**WORK TO COMPLETE**. Check each line of the material below, and copy it if it holds the string "text".

**RECORDS SHOWN**.
<<<<

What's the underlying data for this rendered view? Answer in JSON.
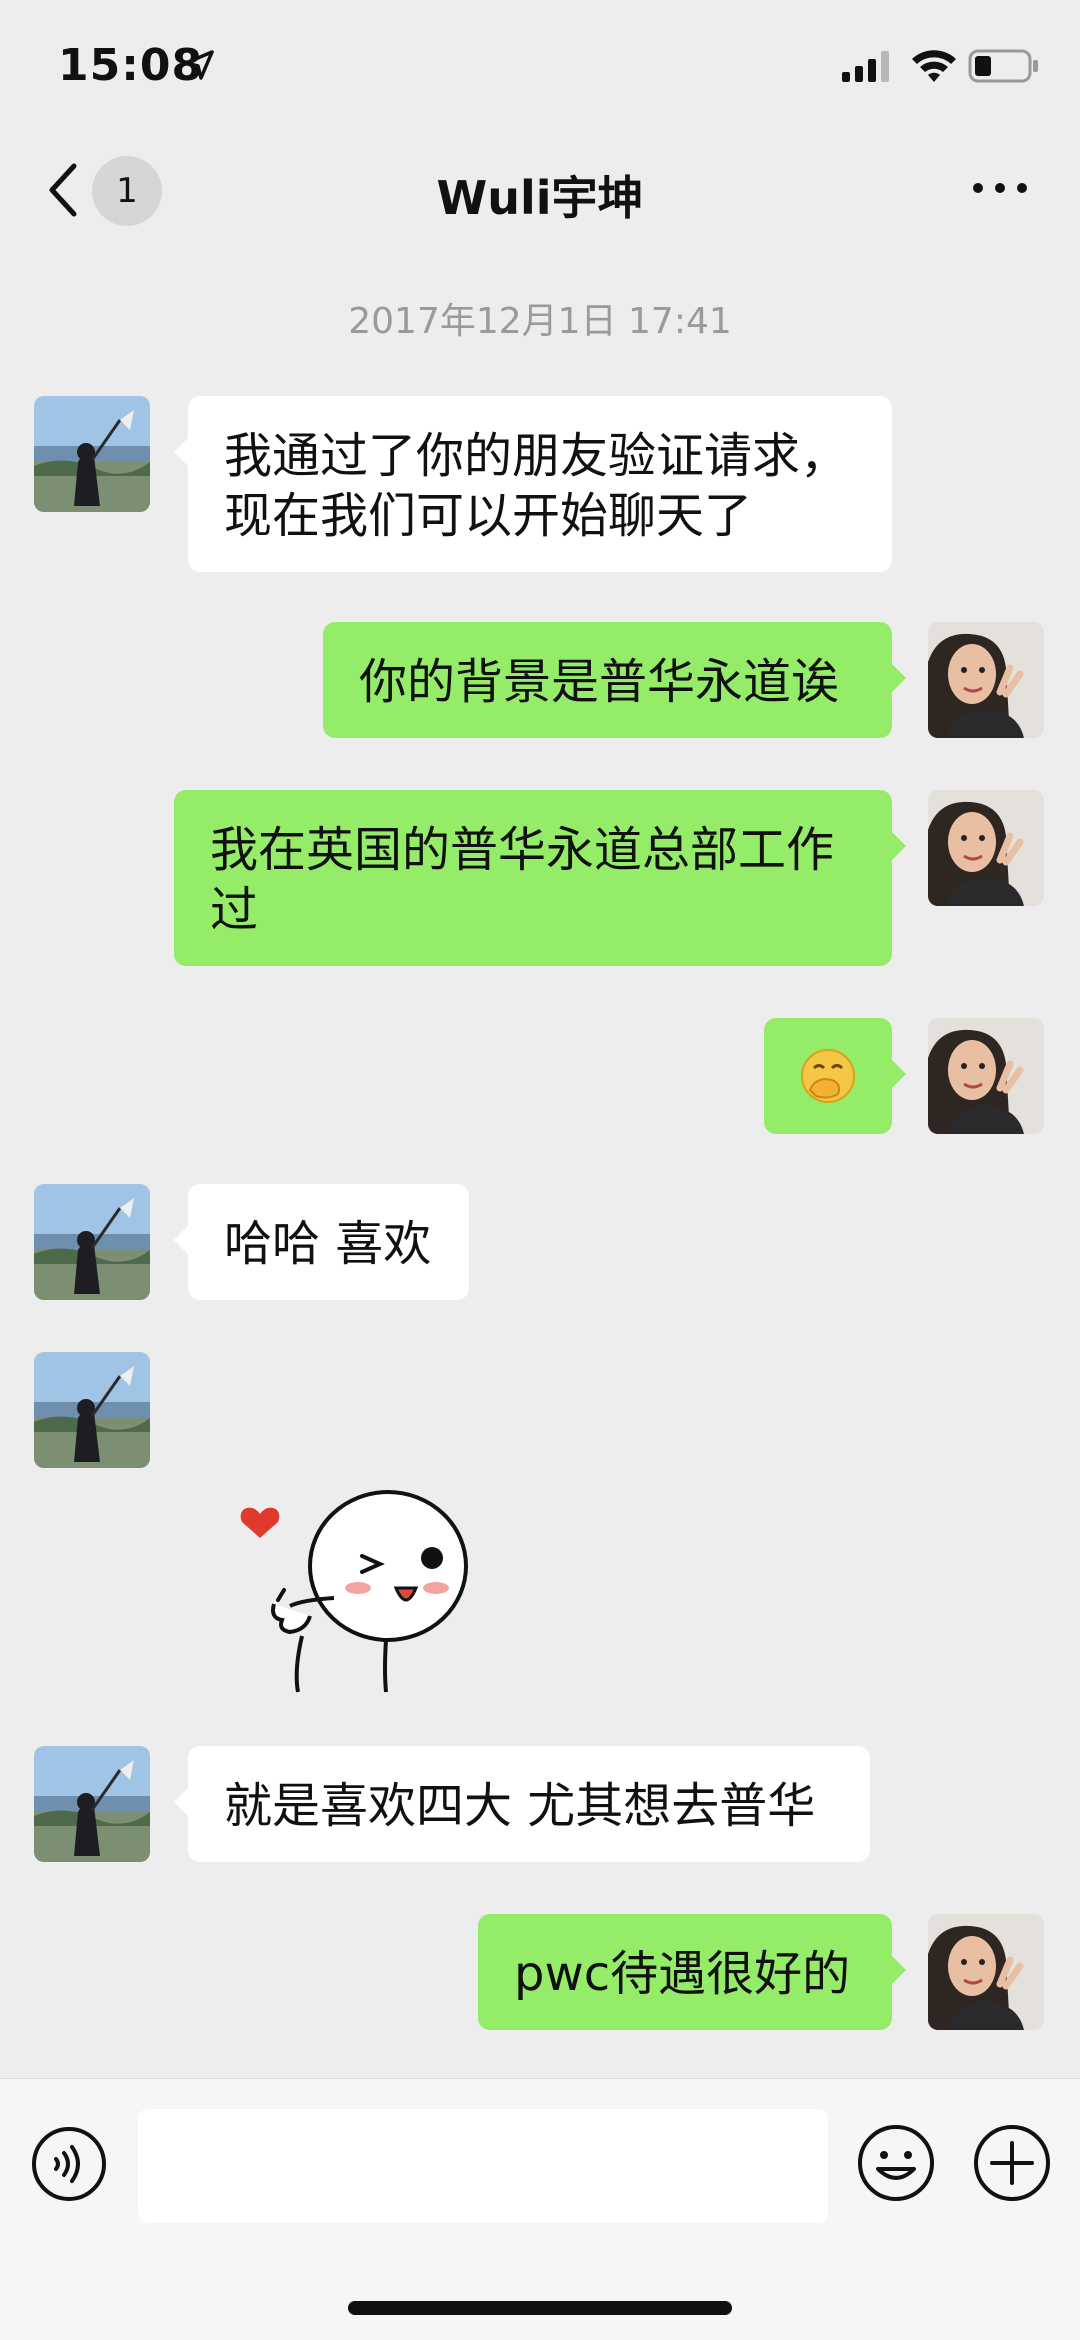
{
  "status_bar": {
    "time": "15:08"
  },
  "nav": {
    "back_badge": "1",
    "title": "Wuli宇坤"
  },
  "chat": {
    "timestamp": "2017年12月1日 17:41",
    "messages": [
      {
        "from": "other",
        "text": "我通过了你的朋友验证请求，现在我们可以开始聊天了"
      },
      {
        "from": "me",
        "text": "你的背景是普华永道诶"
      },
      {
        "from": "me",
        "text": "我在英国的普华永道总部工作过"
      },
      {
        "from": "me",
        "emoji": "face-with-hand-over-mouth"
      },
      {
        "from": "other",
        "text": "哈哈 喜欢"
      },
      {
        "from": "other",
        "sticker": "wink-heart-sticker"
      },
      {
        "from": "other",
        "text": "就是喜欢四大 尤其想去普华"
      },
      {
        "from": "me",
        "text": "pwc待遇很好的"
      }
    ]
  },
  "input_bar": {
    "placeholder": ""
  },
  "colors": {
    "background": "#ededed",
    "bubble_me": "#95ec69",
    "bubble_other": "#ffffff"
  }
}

>>>>

**RESPONSE TO THE EXERCISE**.
        "text": "我通过了你的朋友验证请求，现在我们可以开始聊天了"
        "text": "你的背景是普华永道诶"
        "text": "我在英国的普华永道总部工作过"
        "text": "哈哈 喜欢"
        "text": "就是喜欢四大 尤其想去普华"
        "text": "pwc待遇很好的"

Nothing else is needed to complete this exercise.